WHAT YOU NEED TO DO: Pull out every row below and reproduce each line without any change.

Region and label listings
·····

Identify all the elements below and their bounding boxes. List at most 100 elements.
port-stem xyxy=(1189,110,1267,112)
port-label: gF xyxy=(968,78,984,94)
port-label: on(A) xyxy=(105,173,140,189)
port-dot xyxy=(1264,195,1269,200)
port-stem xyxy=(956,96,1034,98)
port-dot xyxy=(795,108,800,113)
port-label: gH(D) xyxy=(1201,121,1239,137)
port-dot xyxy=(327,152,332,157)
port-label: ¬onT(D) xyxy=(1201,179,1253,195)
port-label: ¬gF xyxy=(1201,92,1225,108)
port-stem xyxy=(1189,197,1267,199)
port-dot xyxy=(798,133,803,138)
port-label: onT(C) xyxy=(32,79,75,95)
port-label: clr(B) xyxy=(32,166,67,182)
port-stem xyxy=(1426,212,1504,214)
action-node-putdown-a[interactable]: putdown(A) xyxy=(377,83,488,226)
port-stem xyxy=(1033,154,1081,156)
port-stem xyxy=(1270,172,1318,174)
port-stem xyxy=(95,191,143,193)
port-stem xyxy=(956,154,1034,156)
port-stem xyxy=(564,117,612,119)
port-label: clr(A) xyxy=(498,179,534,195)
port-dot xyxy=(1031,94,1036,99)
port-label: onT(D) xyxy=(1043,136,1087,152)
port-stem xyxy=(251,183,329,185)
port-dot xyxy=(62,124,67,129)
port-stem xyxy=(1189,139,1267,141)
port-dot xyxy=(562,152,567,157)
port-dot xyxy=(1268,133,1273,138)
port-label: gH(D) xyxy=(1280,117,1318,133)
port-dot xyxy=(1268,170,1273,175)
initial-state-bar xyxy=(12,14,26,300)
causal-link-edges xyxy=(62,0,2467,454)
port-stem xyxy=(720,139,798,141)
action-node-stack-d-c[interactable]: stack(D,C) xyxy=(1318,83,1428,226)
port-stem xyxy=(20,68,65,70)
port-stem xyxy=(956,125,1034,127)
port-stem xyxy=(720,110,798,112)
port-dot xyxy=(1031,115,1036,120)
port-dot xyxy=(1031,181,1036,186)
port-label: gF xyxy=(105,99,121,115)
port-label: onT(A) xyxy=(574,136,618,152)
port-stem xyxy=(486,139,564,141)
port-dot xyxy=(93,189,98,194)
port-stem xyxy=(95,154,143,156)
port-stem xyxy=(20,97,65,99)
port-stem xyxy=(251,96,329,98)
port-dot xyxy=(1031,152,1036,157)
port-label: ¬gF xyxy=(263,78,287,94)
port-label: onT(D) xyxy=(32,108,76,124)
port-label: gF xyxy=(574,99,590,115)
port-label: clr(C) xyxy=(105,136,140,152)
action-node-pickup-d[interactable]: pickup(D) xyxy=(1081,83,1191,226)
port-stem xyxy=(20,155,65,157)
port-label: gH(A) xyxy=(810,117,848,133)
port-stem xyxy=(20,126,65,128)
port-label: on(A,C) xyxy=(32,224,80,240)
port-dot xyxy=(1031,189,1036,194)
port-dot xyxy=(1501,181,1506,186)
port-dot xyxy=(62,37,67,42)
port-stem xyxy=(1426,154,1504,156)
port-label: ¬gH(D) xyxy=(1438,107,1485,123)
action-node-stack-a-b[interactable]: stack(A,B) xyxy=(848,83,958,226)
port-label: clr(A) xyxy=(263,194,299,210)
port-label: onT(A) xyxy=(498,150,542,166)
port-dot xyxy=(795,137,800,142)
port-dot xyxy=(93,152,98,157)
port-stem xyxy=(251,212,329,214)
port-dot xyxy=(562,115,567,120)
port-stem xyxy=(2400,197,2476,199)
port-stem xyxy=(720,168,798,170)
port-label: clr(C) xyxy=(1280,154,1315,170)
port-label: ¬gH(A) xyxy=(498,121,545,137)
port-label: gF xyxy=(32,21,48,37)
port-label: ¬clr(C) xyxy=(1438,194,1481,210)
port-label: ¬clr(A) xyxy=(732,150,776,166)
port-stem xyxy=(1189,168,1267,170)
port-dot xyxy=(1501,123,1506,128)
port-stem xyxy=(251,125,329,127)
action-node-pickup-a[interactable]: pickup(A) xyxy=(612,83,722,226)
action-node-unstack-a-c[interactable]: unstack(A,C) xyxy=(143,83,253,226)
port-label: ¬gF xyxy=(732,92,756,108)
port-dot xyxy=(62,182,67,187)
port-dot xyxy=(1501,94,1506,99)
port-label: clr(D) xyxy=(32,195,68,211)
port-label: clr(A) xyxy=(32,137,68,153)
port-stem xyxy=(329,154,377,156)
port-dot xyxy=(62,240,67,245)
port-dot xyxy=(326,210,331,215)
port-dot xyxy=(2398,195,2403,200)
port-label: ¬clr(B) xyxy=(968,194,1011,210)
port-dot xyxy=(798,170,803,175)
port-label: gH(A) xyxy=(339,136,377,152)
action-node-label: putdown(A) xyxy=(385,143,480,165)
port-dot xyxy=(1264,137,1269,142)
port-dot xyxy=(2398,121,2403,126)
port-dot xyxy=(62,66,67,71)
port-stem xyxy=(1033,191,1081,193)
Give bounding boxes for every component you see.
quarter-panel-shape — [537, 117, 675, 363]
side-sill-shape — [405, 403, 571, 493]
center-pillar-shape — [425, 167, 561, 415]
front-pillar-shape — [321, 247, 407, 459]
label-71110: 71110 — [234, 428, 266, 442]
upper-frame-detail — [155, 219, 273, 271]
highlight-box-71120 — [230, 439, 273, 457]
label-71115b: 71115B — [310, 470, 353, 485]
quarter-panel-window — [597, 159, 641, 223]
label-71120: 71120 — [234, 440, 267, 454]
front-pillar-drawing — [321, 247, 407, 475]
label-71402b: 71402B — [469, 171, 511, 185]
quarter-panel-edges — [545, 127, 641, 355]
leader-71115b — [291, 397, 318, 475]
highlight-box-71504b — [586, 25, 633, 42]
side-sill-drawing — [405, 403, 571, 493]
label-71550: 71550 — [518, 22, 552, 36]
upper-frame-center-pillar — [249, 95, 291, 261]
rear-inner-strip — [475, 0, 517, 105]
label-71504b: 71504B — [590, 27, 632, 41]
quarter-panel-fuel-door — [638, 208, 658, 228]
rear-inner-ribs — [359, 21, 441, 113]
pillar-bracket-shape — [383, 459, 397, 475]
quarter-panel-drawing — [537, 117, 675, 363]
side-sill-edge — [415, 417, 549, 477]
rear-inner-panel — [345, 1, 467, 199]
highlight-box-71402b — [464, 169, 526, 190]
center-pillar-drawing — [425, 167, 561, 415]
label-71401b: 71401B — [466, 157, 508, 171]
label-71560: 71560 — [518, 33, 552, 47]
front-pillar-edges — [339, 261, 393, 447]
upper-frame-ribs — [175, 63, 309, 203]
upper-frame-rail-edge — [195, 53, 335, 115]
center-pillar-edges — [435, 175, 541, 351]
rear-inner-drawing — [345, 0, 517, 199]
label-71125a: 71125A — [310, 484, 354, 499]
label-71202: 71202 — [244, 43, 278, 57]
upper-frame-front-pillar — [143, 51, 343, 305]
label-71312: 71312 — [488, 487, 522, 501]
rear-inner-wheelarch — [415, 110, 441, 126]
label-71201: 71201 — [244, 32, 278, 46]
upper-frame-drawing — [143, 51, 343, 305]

·····

SOLUTION FOR THIS EXERCISE:
Identify all the elements below and their bounding boxes. List at most 100 elements.
port-stem xyxy=(1189,110,1267,112)
port-label: gF xyxy=(968,78,984,94)
port-label: on(A) xyxy=(105,173,140,189)
port-dot xyxy=(1264,195,1269,200)
port-stem xyxy=(956,96,1034,98)
port-dot xyxy=(795,108,800,113)
port-label: gH(D) xyxy=(1201,121,1239,137)
port-dot xyxy=(327,152,332,157)
port-label: ¬onT(D) xyxy=(1201,179,1253,195)
port-label: ¬gF xyxy=(1201,92,1225,108)
port-stem xyxy=(1189,197,1267,199)
port-dot xyxy=(798,133,803,138)
port-label: onT(C) xyxy=(32,79,75,95)
port-label: clr(B) xyxy=(32,166,67,182)
port-stem xyxy=(1426,212,1504,214)
action-node-putdown-a[interactable]: putdown(A) xyxy=(377,83,488,226)
port-stem xyxy=(1033,154,1081,156)
port-stem xyxy=(1270,172,1318,174)
port-stem xyxy=(95,191,143,193)
port-stem xyxy=(956,154,1034,156)
port-stem xyxy=(564,117,612,119)
port-label: clr(A) xyxy=(498,179,534,195)
port-dot xyxy=(1031,94,1036,99)
port-label: onT(D) xyxy=(1043,136,1087,152)
port-stem xyxy=(251,183,329,185)
port-dot xyxy=(62,124,67,129)
port-stem xyxy=(1189,139,1267,141)
port-dot xyxy=(562,152,567,157)
port-dot xyxy=(1268,133,1273,138)
port-label: gH(D) xyxy=(1280,117,1318,133)
port-dot xyxy=(1268,170,1273,175)
initial-state-bar xyxy=(12,14,26,300)
causal-link-edges xyxy=(62,0,2467,454)
port-stem xyxy=(720,139,798,141)
action-node-stack-d-c[interactable]: stack(D,C) xyxy=(1318,83,1428,226)
port-stem xyxy=(20,68,65,70)
port-stem xyxy=(956,125,1034,127)
port-stem xyxy=(720,110,798,112)
port-dot xyxy=(1031,115,1036,120)
port-dot xyxy=(1031,181,1036,186)
port-label: gF xyxy=(105,99,121,115)
port-label: onT(A) xyxy=(574,136,618,152)
port-stem xyxy=(486,139,564,141)
port-dot xyxy=(93,189,98,194)
port-stem xyxy=(95,154,143,156)
port-stem xyxy=(20,97,65,99)
port-stem xyxy=(251,96,329,98)
port-dot xyxy=(1031,152,1036,157)
port-label: ¬gF xyxy=(263,78,287,94)
port-label: onT(D) xyxy=(32,108,76,124)
port-label: gF xyxy=(574,99,590,115)
port-label: clr(C) xyxy=(105,136,140,152)
action-node-pickup-d[interactable]: pickup(D) xyxy=(1081,83,1191,226)
port-stem xyxy=(20,155,65,157)
port-label: gH(A) xyxy=(810,117,848,133)
port-stem xyxy=(20,126,65,128)
port-label: on(A,C) xyxy=(32,224,80,240)
port-dot xyxy=(1031,189,1036,194)
port-dot xyxy=(1501,181,1506,186)
port-dot xyxy=(62,37,67,42)
port-stem xyxy=(1426,154,1504,156)
port-label: ¬gH(D) xyxy=(1438,107,1485,123)
action-node-stack-a-b[interactable]: stack(A,B) xyxy=(848,83,958,226)
port-label: clr(A) xyxy=(263,194,299,210)
port-label: onT(A) xyxy=(498,150,542,166)
port-dot xyxy=(795,137,800,142)
port-dot xyxy=(93,152,98,157)
port-stem xyxy=(251,212,329,214)
port-dot xyxy=(562,115,567,120)
port-stem xyxy=(2400,197,2476,199)
port-stem xyxy=(720,168,798,170)
port-label: clr(C) xyxy=(1280,154,1315,170)
port-label: ¬gH(A) xyxy=(498,121,545,137)
port-label: gF xyxy=(32,21,48,37)
port-label: ¬clr(C) xyxy=(1438,194,1481,210)
port-label: ¬clr(A) xyxy=(732,150,776,166)
port-stem xyxy=(1189,168,1267,170)
port-dot xyxy=(1501,123,1506,128)
port-stem xyxy=(251,125,329,127)
action-node-pickup-a[interactable]: pickup(A) xyxy=(612,83,722,226)
action-node-unstack-a-c[interactable]: unstack(A,C) xyxy=(143,83,253,226)
port-label: ¬gF xyxy=(732,92,756,108)
port-dot xyxy=(62,182,67,187)
port-dot xyxy=(1501,94,1506,99)
port-label: clr(D) xyxy=(32,195,68,211)
port-label: clr(A) xyxy=(32,137,68,153)
port-stem xyxy=(329,154,377,156)
port-dot xyxy=(62,240,67,245)
port-dot xyxy=(326,210,331,215)
port-dot xyxy=(2398,195,2403,200)
port-label: ¬clr(B) xyxy=(968,194,1011,210)
port-dot xyxy=(798,170,803,175)
port-label: gH(A) xyxy=(339,136,377,152)
action-node-label: putdown(A) xyxy=(385,143,480,165)
port-dot xyxy=(1264,137,1269,142)
port-dot xyxy=(2398,121,2403,126)
port-dot xyxy=(62,66,67,71)
port-stem xyxy=(1033,191,1081,193)
Give bounding boxes for every component you see.
quarter-panel-shape — [537, 117, 675, 363]
side-sill-shape — [405, 403, 571, 493]
center-pillar-shape — [425, 167, 561, 415]
front-pillar-shape — [321, 247, 407, 459]
label-71110: 71110 — [234, 428, 266, 442]
upper-frame-detail — [155, 219, 273, 271]
highlight-box-71120 — [230, 439, 273, 457]
label-71115b: 71115B — [310, 470, 353, 485]
quarter-panel-window — [597, 159, 641, 223]
label-71120: 71120 — [234, 440, 267, 454]
front-pillar-drawing — [321, 247, 407, 475]
label-71402b: 71402B — [469, 171, 511, 185]
quarter-panel-edges — [545, 127, 641, 355]
leader-71115b — [291, 397, 318, 475]
highlight-box-71504b — [586, 25, 633, 42]
side-sill-drawing — [405, 403, 571, 493]
label-71550: 71550 — [518, 22, 552, 36]
upper-frame-center-pillar — [249, 95, 291, 261]
rear-inner-strip — [475, 0, 517, 105]
label-71504b: 71504B — [590, 27, 632, 41]
quarter-panel-fuel-door — [638, 208, 658, 228]
rear-inner-ribs — [359, 21, 441, 113]
pillar-bracket-shape — [383, 459, 397, 475]
quarter-panel-drawing — [537, 117, 675, 363]
side-sill-edge — [415, 417, 549, 477]
rear-inner-panel — [345, 1, 467, 199]
highlight-box-71402b — [464, 169, 526, 190]
center-pillar-drawing — [425, 167, 561, 415]
label-71401b: 71401B — [466, 157, 508, 171]
label-71560: 71560 — [518, 33, 552, 47]
front-pillar-edges — [339, 261, 393, 447]
upper-frame-ribs — [175, 63, 309, 203]
upper-frame-rail-edge — [195, 53, 335, 115]
center-pillar-edges — [435, 175, 541, 351]
rear-inner-drawing — [345, 0, 517, 199]
label-71125a: 71125A — [310, 484, 354, 499]
label-71202: 71202 — [244, 43, 278, 57]
upper-frame-front-pillar — [143, 51, 343, 305]
label-71312: 71312 — [488, 487, 522, 501]
rear-inner-wheelarch — [415, 110, 441, 126]
label-71201: 71201 — [244, 32, 278, 46]
upper-frame-drawing — [143, 51, 343, 305]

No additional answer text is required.